▸ **GIVEN INSTRUCTION**: Type every record exactly as it appears.

(Extracted data entries)

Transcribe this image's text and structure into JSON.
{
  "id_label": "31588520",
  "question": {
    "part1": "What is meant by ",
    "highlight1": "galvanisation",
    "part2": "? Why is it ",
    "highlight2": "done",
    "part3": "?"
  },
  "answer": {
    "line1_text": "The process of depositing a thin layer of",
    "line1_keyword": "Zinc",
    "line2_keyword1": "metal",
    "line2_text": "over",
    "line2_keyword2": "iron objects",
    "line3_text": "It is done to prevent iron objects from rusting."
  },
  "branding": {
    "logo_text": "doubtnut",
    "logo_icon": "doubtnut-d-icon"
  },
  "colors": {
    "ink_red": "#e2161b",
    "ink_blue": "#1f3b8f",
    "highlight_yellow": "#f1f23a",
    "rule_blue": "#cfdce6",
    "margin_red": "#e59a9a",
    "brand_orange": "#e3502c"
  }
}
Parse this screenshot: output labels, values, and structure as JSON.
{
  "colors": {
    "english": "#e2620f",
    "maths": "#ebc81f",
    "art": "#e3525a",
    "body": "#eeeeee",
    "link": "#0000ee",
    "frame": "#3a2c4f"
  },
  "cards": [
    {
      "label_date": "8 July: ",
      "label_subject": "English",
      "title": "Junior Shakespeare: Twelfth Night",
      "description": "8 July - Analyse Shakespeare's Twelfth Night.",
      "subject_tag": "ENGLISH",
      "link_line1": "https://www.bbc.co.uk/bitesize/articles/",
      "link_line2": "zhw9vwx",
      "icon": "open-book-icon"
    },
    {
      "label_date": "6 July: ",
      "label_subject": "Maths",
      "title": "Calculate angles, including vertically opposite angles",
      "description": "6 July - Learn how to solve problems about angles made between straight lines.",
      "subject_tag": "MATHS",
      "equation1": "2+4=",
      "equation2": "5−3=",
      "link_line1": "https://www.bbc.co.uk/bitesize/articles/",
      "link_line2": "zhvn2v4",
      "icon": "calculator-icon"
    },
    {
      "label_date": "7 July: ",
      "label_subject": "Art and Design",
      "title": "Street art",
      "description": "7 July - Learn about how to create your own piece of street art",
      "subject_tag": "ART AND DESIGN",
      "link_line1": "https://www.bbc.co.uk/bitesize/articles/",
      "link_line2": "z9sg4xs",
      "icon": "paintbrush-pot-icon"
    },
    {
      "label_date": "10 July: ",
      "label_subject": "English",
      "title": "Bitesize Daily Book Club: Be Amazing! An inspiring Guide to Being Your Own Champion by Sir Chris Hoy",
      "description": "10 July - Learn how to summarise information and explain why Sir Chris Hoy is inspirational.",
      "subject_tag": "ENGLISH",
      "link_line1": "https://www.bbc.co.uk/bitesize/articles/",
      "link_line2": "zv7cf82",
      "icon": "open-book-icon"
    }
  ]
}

▸ **WRITTEN RESPONSE**:
Transcribe this image's text and structure into JSON.
{
  "id_label": "31588520",
  "question": {
    "part1": "What is meant by ",
    "highlight1": "galvanisation",
    "part2": "? Why is it ",
    "highlight2": "done",
    "part3": "?"
  },
  "answer": {
    "line1_text": "The process of depositing a thin layer of",
    "line1_keyword": "Zinc",
    "line2_keyword1": "metal",
    "line2_text": "over",
    "line2_keyword2": "iron objects",
    "line3_text": "It is done to prevent iron objects from rusting."
  },
  "branding": {
    "logo_text": "doubtnut",
    "logo_icon": "doubtnut-d-icon"
  },
  "colors": {
    "ink_red": "#e2161b",
    "ink_blue": "#1f3b8f",
    "highlight_yellow": "#f1f23a",
    "rule_blue": "#cfdce6",
    "margin_red": "#e59a9a",
    "brand_orange": "#e3502c"
  }
}
Parse this screenshot: output labels, values, and structure as JSON.
{
  "colors": {
    "english": "#e2620f",
    "maths": "#ebc81f",
    "art": "#e3525a",
    "body": "#eeeeee",
    "link": "#0000ee",
    "frame": "#3a2c4f"
  },
  "cards": [
    {
      "label_date": "8 July: ",
      "label_subject": "English",
      "title": "Junior Shakespeare: Twelfth Night",
      "description": "8 July - Analyse Shakespeare's Twelfth Night.",
      "subject_tag": "ENGLISH",
      "link_line1": "https://www.bbc.co.uk/bitesize/articles/",
      "link_line2": "zhw9vwx",
      "icon": "open-book-icon"
    },
    {
      "label_date": "6 July: ",
      "label_subject": "Maths",
      "title": "Calculate angles, including vertically opposite angles",
      "description": "6 July - Learn how to solve problems about angles made between straight lines.",
      "subject_tag": "MATHS",
      "equation1": "2+4=",
      "equation2": "5−3=",
      "link_line1": "https://www.bbc.co.uk/bitesize/articles/",
      "link_line2": "zhvn2v4",
      "icon": "calculator-icon"
    },
    {
      "label_date": "7 July: ",
      "label_subject": "Art and Design",
      "title": "Street art",
      "description": "7 July - Learn about how to create your own piece of street art",
      "subject_tag": "ART AND DESIGN",
      "link_line1": "https://www.bbc.co.uk/bitesize/articles/",
      "link_line2": "z9sg4xs",
      "icon": "paintbrush-pot-icon"
    },
    {
      "label_date": "10 July: ",
      "label_subject": "English",
      "title": "Bitesize Daily Book Club: Be Amazing! An inspiring Guide to Being Your Own Champion by Sir Chris Hoy",
      "description": "10 July - Learn how to summarise information and explain why Sir Chris Hoy is inspirational.",
      "subject_tag": "ENGLISH",
      "link_line1": "https://www.bbc.co.uk/bitesize/articles/",
      "link_line2": "zv7cf82",
      "icon": "open-book-icon"
    }
  ]
}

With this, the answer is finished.